**EXCERPTED RECORDS:**

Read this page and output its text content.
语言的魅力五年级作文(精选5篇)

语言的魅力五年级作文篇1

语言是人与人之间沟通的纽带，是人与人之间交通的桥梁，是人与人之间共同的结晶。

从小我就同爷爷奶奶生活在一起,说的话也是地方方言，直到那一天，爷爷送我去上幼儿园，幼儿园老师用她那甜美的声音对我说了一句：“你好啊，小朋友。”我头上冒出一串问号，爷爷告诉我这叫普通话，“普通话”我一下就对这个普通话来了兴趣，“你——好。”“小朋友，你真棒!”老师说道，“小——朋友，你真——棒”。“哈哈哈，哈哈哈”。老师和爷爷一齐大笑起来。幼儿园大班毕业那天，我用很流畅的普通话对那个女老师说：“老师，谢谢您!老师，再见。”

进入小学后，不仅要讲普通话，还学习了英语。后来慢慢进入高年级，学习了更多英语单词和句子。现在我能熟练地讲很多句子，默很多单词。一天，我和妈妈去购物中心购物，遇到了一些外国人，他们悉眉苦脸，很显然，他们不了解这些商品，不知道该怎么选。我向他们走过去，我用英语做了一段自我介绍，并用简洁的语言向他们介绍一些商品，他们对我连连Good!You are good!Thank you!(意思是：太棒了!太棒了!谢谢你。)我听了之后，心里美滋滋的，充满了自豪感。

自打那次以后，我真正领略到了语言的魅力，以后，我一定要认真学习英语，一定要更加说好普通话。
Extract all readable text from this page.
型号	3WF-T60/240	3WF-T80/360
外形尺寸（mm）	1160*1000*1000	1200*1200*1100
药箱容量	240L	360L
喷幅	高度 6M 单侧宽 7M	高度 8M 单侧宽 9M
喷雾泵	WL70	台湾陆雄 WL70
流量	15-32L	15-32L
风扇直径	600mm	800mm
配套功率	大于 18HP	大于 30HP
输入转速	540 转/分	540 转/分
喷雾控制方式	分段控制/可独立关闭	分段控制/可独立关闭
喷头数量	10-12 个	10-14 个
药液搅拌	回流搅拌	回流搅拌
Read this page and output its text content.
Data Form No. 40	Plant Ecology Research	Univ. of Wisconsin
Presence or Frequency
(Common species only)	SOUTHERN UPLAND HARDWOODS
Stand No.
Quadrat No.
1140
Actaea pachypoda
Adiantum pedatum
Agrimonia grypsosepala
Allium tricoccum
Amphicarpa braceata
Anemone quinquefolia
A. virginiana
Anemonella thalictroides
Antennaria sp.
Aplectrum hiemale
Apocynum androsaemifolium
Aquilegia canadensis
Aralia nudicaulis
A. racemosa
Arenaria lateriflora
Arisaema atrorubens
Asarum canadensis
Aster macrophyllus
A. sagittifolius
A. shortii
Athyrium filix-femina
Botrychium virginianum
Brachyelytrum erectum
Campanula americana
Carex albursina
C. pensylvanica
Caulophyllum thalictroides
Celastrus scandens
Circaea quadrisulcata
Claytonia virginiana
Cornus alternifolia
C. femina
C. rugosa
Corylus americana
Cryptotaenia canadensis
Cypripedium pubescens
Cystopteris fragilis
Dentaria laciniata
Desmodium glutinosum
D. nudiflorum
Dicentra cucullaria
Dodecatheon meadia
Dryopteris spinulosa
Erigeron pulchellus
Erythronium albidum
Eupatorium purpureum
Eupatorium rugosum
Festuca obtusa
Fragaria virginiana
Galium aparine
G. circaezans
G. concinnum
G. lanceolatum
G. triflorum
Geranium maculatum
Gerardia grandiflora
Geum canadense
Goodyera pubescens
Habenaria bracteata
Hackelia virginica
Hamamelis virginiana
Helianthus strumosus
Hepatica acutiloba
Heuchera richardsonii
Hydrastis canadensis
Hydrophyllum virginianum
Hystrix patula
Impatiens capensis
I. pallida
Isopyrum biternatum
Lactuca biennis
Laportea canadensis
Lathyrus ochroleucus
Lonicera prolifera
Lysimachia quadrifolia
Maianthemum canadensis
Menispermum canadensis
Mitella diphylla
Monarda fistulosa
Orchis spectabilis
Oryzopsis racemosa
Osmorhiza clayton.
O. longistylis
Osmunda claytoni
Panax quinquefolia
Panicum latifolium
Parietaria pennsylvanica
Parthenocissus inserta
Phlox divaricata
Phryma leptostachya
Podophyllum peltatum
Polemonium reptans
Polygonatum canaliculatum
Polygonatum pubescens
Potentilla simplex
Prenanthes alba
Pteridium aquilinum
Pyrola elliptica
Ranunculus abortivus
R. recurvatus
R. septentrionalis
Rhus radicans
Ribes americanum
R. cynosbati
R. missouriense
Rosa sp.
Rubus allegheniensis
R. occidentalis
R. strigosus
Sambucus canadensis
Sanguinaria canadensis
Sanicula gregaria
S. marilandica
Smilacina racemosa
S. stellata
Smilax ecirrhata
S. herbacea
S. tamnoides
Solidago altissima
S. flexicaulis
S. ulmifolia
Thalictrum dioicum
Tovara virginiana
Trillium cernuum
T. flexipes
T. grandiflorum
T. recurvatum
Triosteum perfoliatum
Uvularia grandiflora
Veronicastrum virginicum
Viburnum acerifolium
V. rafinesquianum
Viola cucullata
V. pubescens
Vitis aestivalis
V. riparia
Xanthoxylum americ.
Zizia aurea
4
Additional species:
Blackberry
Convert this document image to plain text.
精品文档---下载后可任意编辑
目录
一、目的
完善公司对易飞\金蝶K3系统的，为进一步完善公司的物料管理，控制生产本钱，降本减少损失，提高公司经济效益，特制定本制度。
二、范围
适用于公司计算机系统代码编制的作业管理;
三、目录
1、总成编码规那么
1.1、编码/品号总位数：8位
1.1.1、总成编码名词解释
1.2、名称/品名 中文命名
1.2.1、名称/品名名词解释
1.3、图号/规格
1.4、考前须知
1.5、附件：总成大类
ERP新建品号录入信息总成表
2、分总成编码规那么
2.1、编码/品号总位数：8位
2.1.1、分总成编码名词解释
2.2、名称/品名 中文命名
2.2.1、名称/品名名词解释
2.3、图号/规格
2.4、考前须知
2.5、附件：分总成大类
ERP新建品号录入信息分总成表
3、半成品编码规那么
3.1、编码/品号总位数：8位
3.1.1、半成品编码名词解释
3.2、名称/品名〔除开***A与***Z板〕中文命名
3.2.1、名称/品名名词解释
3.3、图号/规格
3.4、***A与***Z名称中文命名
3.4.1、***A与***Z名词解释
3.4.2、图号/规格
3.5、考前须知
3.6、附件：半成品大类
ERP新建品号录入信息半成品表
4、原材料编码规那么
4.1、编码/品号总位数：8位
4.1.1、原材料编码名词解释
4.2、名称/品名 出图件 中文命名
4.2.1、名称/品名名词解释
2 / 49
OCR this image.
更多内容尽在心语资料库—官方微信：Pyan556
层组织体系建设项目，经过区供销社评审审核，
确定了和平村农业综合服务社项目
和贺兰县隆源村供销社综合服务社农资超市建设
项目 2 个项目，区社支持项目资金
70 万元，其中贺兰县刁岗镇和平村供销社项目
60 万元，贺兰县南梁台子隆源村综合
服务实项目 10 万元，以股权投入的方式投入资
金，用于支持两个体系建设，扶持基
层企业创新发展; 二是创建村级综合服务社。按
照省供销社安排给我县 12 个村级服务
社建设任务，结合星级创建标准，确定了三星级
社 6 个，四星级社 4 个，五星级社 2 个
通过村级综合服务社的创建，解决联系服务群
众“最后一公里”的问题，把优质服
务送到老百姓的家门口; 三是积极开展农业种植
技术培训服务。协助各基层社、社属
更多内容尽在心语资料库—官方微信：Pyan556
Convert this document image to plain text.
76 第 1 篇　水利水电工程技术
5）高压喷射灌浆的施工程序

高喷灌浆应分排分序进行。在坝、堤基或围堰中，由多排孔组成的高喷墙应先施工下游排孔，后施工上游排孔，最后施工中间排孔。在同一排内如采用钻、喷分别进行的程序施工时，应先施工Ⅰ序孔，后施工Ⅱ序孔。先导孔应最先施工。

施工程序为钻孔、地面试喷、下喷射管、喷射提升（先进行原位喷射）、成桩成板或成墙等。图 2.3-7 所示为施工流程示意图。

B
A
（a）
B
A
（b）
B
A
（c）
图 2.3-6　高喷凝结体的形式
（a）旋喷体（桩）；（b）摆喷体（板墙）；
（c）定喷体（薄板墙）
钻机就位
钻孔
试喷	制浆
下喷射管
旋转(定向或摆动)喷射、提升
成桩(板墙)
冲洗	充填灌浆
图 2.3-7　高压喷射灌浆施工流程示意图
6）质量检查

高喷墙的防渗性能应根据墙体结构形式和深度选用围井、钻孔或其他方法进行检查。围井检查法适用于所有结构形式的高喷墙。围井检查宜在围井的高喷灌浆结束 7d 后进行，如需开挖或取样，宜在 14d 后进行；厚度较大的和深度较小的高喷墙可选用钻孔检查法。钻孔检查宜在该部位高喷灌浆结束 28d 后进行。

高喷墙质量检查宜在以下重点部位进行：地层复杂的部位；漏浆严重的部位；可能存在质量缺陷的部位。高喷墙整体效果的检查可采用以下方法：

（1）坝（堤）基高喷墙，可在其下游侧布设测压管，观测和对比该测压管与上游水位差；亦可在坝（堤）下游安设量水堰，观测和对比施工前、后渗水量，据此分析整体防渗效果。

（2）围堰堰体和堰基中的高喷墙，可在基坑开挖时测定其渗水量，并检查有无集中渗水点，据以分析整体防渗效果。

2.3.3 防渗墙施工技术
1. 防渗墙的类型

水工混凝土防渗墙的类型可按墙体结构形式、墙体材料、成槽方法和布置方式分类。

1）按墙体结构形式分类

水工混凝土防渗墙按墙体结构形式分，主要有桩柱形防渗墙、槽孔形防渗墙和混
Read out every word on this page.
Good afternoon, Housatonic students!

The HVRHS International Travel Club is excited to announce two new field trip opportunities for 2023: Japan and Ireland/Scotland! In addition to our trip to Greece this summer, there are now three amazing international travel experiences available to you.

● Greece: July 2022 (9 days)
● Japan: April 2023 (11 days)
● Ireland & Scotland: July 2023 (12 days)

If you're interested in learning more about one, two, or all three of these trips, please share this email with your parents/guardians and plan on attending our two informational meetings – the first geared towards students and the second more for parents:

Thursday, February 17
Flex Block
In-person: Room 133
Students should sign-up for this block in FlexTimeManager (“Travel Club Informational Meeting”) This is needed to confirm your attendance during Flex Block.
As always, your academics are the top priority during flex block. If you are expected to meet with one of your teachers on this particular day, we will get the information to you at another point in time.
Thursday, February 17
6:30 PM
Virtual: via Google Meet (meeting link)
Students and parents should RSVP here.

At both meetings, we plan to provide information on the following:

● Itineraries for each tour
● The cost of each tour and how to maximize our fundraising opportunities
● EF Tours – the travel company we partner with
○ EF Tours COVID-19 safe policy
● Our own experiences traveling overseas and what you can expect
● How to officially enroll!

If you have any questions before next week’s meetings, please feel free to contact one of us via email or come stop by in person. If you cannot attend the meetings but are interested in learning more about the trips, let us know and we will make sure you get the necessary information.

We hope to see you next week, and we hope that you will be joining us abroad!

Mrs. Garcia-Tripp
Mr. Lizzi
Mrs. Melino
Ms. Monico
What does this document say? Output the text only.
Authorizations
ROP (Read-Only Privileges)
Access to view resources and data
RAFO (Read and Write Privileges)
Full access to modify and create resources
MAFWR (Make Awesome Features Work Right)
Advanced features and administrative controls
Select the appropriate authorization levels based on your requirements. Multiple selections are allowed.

**JOB:**
Reproduce exactly the lines from the one containing "What does this" through the last line of the records above, including both, and nothing else.

**SOLUTION:**
What does this document say? Output the text only.
Authorizations
ROP (Read-Only Privileges)
Access to view resources and data
RAFO (Read and Write Privileges)
Full access to modify and create resources
MAFWR (Make Awesome Features Work Right)
Advanced features and administrative controls
Select the appropriate authorization levels based on your requirements. Multiple selections are allowed.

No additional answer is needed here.